■ **Short exercise**: Where a line contains the word "resueltos", copy that line in full.

■ **Data to use**:
--------
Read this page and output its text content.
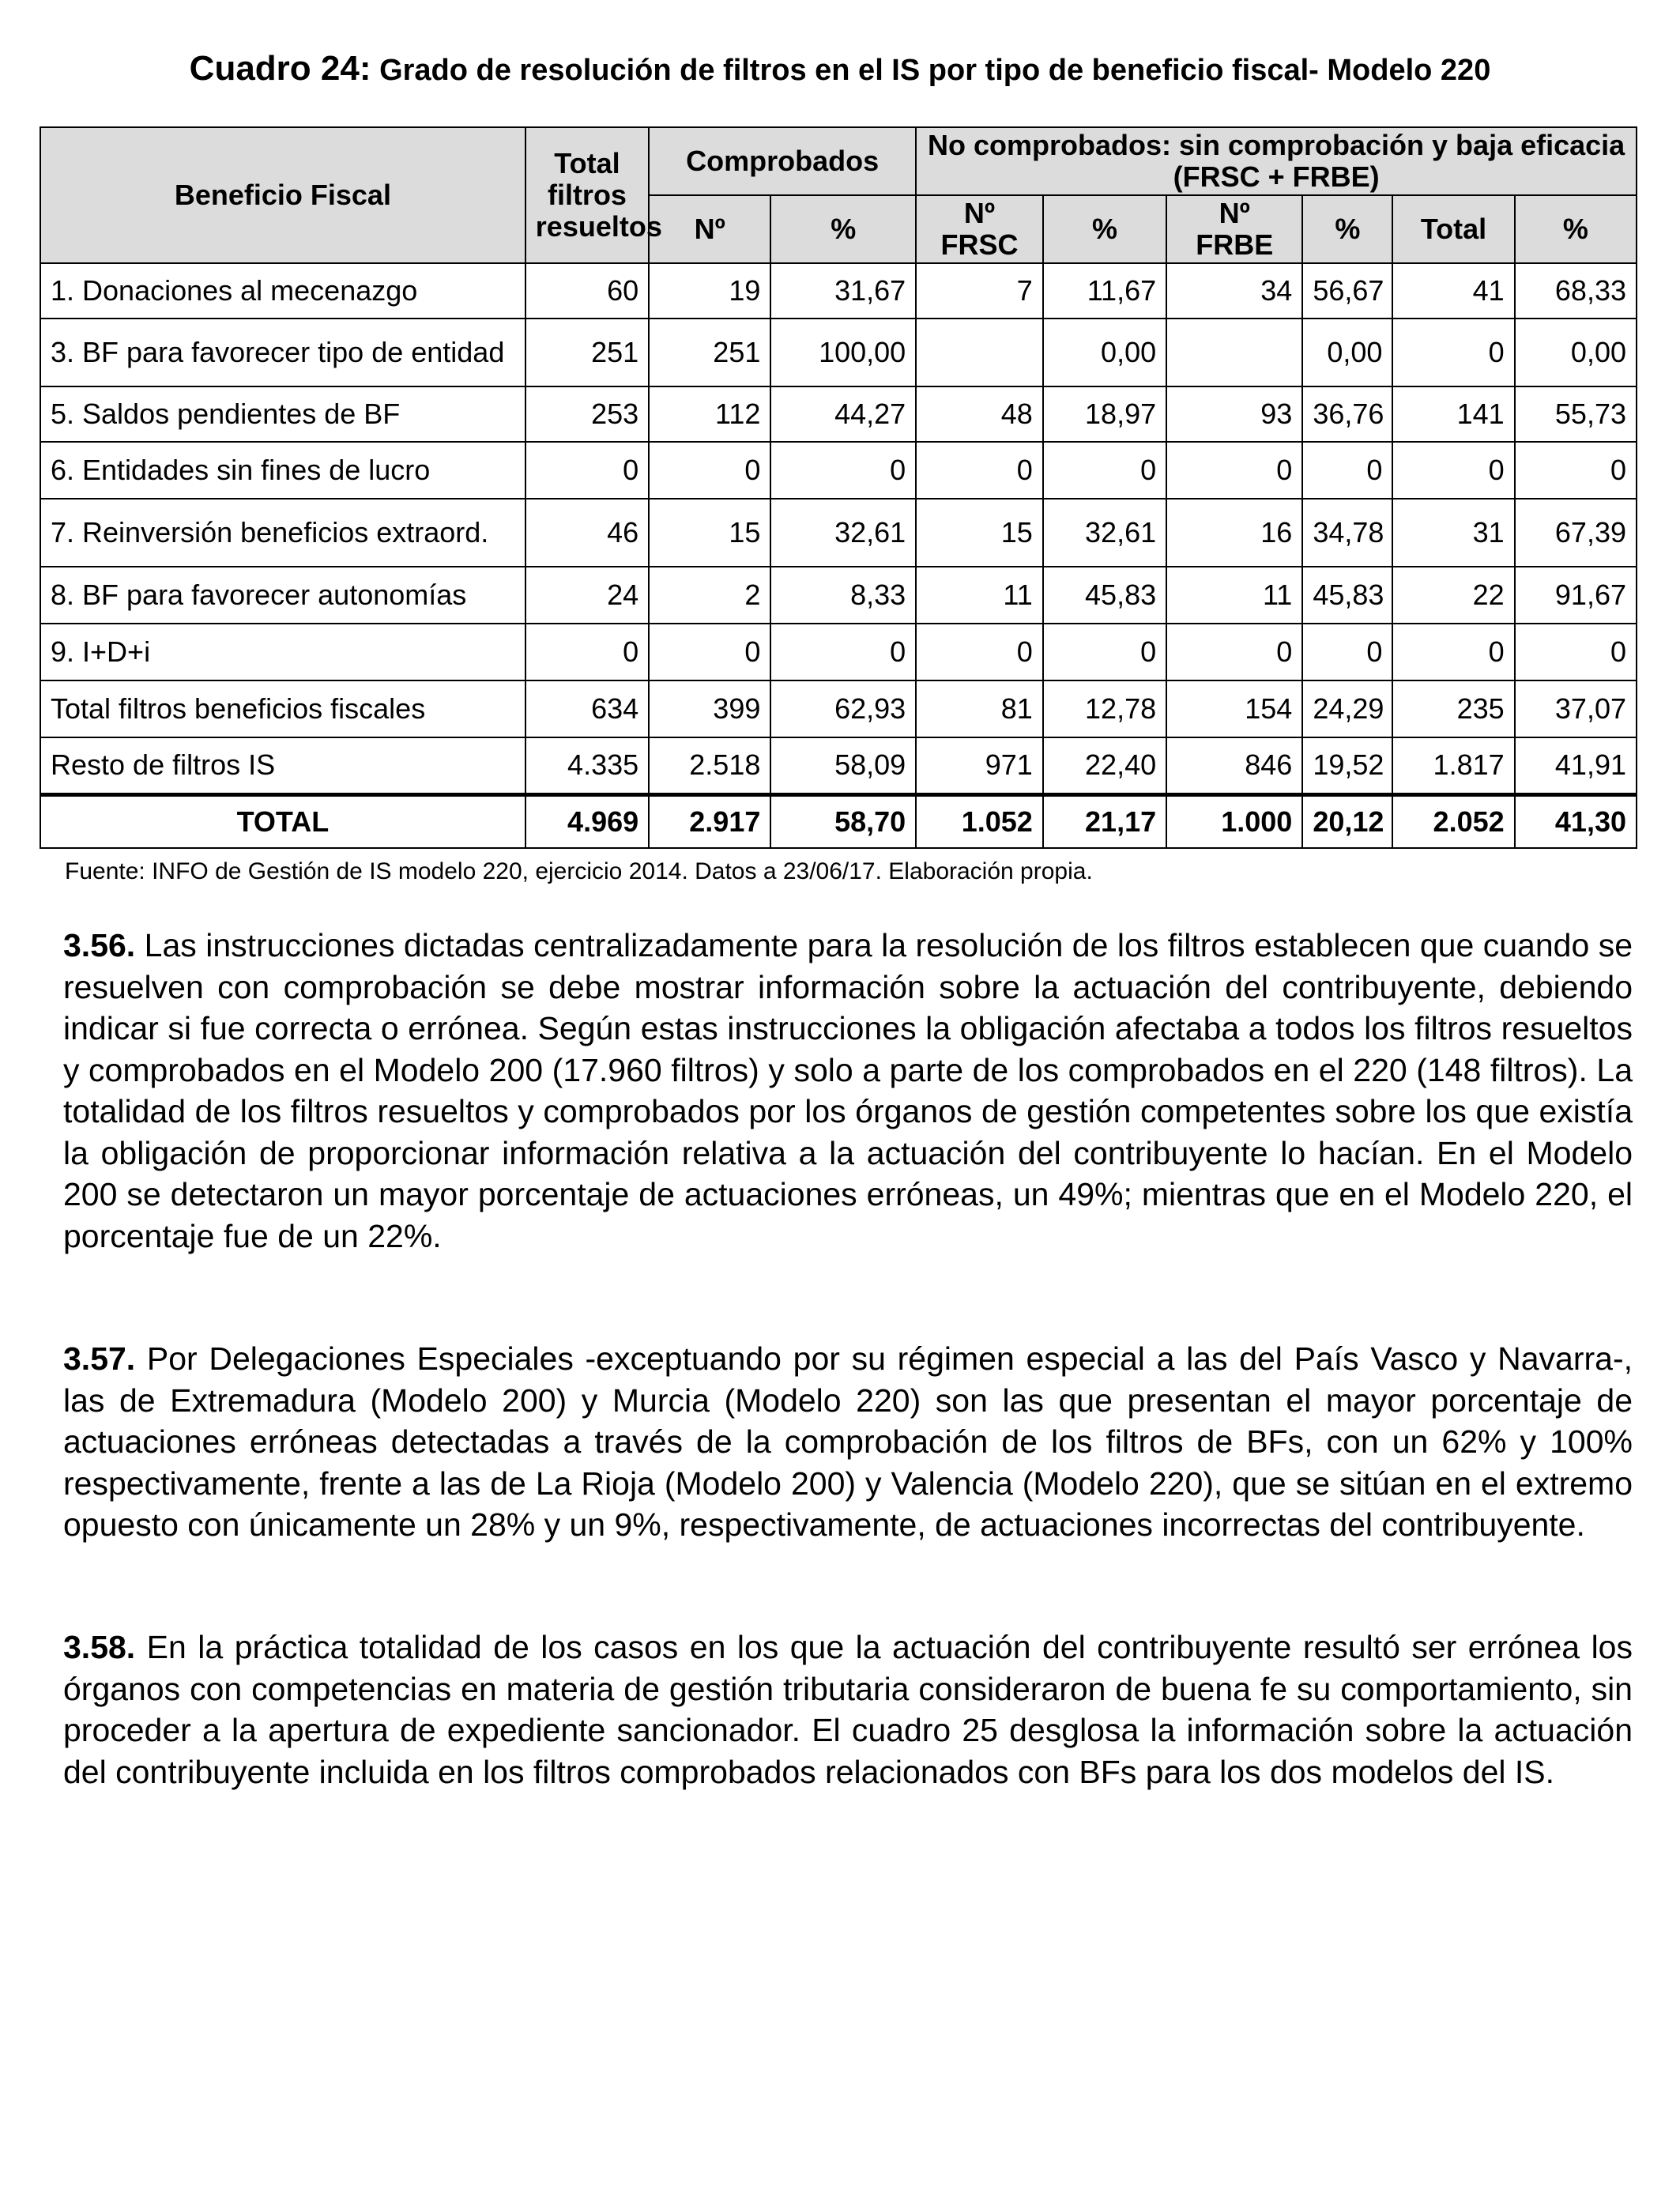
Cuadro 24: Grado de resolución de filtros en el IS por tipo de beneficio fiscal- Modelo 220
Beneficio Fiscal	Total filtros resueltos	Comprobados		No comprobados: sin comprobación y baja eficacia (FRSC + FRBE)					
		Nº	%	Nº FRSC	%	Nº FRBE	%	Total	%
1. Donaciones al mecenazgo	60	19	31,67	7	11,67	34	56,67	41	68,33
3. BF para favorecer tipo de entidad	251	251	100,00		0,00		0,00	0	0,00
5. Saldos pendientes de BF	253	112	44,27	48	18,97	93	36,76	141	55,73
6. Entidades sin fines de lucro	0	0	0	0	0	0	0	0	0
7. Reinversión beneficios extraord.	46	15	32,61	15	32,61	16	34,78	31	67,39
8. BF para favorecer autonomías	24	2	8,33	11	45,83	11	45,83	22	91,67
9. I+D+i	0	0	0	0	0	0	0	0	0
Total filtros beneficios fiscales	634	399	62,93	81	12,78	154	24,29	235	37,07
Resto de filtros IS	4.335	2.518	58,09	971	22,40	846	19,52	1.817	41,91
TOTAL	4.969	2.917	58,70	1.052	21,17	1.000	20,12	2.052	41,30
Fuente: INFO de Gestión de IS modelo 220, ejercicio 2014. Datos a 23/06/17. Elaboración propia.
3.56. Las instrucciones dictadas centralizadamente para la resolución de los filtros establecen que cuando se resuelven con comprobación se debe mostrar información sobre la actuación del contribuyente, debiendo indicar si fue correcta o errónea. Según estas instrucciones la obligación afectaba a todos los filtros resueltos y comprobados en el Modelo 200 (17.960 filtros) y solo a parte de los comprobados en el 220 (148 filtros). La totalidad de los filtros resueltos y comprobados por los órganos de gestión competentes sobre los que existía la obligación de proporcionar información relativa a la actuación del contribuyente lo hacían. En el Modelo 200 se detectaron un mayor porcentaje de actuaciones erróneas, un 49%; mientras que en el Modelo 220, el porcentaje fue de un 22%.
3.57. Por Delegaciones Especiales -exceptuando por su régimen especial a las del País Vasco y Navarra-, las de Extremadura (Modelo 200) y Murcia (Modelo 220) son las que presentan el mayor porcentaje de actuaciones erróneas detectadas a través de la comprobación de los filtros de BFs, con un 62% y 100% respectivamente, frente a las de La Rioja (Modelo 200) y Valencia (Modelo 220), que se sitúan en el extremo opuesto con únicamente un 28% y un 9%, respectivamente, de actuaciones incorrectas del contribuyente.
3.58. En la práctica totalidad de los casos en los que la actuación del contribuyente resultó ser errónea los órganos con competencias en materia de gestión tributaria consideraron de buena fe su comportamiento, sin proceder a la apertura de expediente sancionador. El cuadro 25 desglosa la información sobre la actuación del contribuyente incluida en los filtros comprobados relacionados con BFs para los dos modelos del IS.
--------
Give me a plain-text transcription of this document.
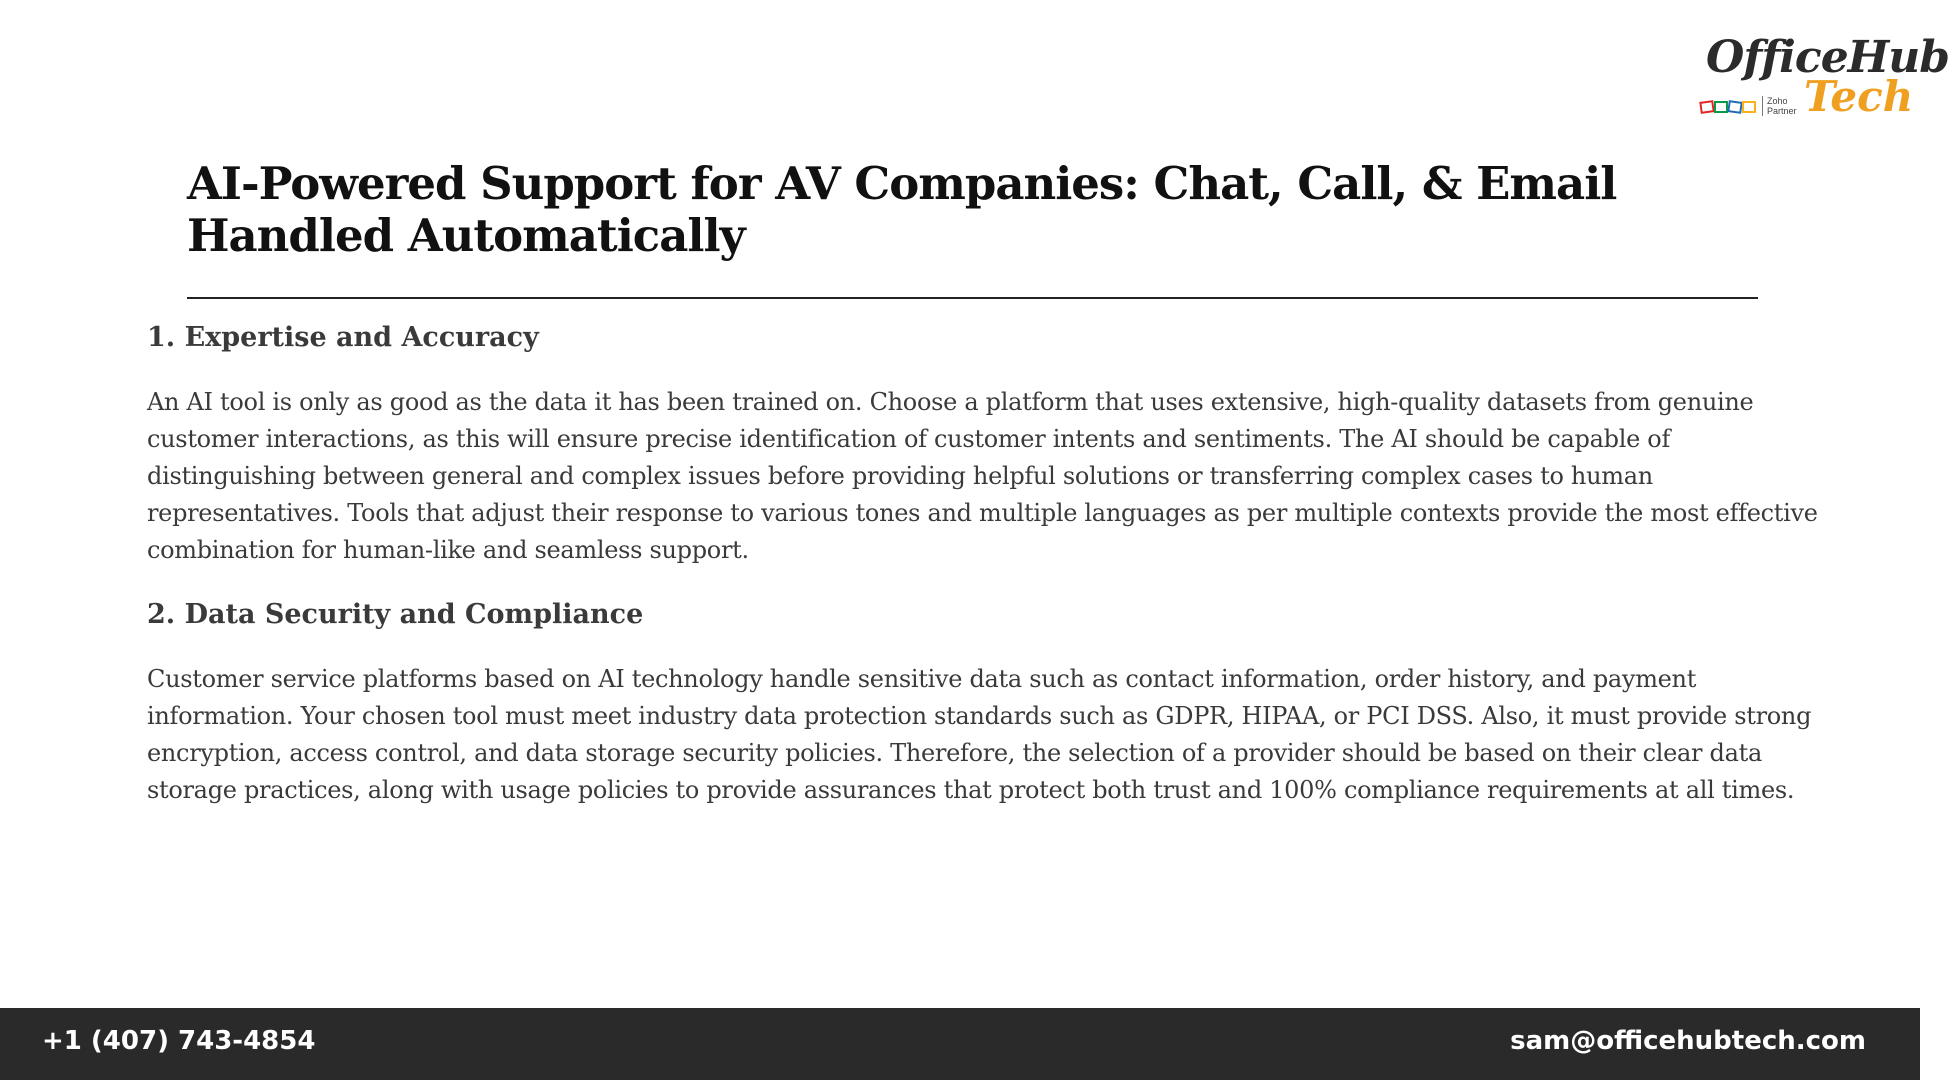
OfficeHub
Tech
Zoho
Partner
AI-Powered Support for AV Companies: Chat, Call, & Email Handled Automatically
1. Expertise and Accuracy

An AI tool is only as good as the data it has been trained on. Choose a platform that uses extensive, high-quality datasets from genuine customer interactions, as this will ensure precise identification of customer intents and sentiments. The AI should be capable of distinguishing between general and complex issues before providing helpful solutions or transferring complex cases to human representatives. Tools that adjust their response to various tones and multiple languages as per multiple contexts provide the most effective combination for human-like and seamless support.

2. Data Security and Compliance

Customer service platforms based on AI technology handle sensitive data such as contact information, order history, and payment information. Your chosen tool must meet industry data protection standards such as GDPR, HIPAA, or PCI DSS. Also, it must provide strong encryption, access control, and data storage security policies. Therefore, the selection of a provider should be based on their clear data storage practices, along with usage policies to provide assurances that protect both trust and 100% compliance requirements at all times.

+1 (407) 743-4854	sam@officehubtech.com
--------
■ **Response**:
Beneficio Fiscal	Total filtros resueltos	Comprobados		No comprobados: sin comprobación y baja eficacia (FRSC + FRBE)					
3.56. Las instrucciones dictadas centralizadamente para la resolución de los filtros establecen que cuando se resuelven con comprobación se debe mostrar información sobre la actuación del contribuyente, debiendo indicar si fue correcta o errónea. Según estas instrucciones la obligación afectaba a todos los filtros resueltos y comprobados en el Modelo 200 (17.960 filtros) y solo a parte de los comprobados en el 220 (148 filtros). La totalidad de los filtros resueltos y comprobados por los órganos de gestión competentes sobre los que existía la obligación de proporcionar información relativa a la actuación del contribuyente lo hacían. En el Modelo 200 se detectaron un mayor porcentaje de actuaciones erróneas, un 49%; mientras que en el Modelo 220, el porcentaje fue de un 22%.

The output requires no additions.